■ What the exercise asks
Copy each line below in which the word "title" occurs.

■ Material to process

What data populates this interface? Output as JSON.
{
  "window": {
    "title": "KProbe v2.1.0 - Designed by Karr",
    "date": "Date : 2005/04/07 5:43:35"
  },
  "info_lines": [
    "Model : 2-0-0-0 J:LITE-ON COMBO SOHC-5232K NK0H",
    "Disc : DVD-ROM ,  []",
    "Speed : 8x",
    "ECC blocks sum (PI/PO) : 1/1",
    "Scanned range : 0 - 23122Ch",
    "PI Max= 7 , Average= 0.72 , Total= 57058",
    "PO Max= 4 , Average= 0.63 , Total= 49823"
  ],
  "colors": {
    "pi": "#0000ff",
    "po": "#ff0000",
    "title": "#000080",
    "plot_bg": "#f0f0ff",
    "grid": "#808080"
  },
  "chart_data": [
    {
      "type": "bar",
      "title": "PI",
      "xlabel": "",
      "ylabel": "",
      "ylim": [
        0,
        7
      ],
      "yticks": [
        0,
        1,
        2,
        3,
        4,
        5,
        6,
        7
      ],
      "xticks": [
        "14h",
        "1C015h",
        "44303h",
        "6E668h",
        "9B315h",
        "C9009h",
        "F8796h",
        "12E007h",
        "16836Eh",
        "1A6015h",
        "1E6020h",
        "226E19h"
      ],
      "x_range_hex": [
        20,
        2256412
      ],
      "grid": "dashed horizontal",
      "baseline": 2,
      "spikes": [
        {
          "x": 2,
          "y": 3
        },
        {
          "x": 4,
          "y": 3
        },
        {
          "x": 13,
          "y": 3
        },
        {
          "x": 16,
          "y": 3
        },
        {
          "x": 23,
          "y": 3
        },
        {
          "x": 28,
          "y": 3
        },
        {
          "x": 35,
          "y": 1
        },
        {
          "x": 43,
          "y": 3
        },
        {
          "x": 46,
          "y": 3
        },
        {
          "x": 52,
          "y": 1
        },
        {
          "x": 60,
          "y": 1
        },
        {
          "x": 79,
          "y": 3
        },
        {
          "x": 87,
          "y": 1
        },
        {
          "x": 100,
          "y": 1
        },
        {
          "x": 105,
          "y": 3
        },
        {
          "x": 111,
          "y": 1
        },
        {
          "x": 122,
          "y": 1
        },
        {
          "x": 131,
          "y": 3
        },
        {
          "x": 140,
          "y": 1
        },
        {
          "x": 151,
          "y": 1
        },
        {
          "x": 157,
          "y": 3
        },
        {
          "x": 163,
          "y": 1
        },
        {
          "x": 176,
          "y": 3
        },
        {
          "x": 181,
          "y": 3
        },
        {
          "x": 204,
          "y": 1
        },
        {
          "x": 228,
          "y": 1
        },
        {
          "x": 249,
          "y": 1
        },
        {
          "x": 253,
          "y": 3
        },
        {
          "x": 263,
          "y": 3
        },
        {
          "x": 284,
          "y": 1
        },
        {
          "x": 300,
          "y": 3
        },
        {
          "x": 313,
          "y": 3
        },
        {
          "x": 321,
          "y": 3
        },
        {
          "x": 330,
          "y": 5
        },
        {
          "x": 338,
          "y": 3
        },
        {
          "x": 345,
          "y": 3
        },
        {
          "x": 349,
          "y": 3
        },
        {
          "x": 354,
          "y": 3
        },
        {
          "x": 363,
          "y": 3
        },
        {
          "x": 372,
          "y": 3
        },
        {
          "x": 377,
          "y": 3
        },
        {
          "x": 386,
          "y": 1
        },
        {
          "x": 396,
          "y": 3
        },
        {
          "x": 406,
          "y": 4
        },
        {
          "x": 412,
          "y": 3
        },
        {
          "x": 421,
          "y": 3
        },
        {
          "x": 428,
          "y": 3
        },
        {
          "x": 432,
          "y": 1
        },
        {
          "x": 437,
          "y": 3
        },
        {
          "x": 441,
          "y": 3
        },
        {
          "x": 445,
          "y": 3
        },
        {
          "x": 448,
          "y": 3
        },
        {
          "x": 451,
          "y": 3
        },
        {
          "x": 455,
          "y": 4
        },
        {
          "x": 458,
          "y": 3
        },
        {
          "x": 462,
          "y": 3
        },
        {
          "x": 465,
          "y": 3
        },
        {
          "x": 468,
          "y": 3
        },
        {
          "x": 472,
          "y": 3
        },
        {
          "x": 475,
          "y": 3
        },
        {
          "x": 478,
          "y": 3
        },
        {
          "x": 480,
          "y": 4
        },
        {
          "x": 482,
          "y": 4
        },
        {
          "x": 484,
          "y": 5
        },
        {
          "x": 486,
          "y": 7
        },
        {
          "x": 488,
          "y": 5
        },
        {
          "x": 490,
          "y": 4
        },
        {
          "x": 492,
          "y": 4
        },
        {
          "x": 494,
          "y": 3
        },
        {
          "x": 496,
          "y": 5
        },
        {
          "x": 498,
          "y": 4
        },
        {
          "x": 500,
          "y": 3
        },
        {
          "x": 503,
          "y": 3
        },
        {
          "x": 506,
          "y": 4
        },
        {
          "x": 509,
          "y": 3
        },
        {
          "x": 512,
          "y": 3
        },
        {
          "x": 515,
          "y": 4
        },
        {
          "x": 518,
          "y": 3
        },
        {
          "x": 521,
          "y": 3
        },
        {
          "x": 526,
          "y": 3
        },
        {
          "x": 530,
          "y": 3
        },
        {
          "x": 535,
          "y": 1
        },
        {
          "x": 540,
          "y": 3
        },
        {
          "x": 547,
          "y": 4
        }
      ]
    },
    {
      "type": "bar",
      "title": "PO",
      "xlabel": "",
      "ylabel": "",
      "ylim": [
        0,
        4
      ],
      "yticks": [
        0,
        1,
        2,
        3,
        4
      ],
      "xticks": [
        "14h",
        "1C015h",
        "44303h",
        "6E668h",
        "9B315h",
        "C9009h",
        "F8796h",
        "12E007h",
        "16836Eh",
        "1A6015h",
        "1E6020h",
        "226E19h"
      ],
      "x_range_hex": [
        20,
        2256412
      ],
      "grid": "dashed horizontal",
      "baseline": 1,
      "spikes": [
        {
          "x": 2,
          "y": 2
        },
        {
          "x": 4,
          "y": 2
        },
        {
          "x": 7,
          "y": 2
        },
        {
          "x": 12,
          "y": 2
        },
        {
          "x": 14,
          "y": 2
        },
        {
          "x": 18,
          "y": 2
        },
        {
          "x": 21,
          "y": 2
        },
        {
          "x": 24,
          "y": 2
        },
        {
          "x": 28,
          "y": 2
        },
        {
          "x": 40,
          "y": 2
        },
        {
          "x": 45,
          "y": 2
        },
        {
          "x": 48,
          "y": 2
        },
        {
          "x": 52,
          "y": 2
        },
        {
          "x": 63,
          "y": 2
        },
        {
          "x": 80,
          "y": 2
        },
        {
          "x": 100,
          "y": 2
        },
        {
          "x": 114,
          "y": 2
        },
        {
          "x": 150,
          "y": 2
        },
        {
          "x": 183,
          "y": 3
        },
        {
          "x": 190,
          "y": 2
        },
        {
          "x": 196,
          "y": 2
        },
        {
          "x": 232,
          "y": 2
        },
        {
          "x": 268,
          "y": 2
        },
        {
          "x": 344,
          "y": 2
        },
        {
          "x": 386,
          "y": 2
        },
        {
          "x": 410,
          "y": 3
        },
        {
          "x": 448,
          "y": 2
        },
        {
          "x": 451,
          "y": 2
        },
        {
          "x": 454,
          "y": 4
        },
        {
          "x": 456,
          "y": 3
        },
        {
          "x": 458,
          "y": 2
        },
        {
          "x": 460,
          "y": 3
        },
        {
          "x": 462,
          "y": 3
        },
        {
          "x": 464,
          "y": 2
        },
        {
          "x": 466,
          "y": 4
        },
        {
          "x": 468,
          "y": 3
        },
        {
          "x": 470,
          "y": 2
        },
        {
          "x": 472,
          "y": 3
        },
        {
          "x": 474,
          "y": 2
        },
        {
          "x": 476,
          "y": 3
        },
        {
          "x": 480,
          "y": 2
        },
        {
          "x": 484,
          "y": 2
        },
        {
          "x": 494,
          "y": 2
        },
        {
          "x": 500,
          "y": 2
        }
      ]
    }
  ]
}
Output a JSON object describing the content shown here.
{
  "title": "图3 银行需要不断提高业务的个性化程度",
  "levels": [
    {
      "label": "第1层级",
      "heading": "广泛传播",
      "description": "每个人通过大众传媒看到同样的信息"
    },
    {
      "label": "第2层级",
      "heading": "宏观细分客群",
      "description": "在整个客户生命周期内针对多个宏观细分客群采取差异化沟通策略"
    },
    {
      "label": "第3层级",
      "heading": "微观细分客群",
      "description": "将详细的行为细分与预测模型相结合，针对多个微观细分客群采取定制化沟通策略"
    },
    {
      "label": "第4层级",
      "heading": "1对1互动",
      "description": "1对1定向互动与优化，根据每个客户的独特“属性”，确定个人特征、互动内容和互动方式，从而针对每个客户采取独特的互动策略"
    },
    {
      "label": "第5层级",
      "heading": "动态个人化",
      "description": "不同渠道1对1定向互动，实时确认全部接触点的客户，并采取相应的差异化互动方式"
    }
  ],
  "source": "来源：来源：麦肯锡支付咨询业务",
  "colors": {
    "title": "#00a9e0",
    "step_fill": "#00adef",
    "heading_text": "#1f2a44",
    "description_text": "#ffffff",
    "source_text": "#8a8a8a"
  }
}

■ Full output
    "title": "KProbe v2.1.0 - Designed by Karr",
    "title": "#000080",
      "title": "PI",
      "title": "PO",
  "title": "图3 银行需要不断提高业务的个性化程度",
    "title": "#00a9e0",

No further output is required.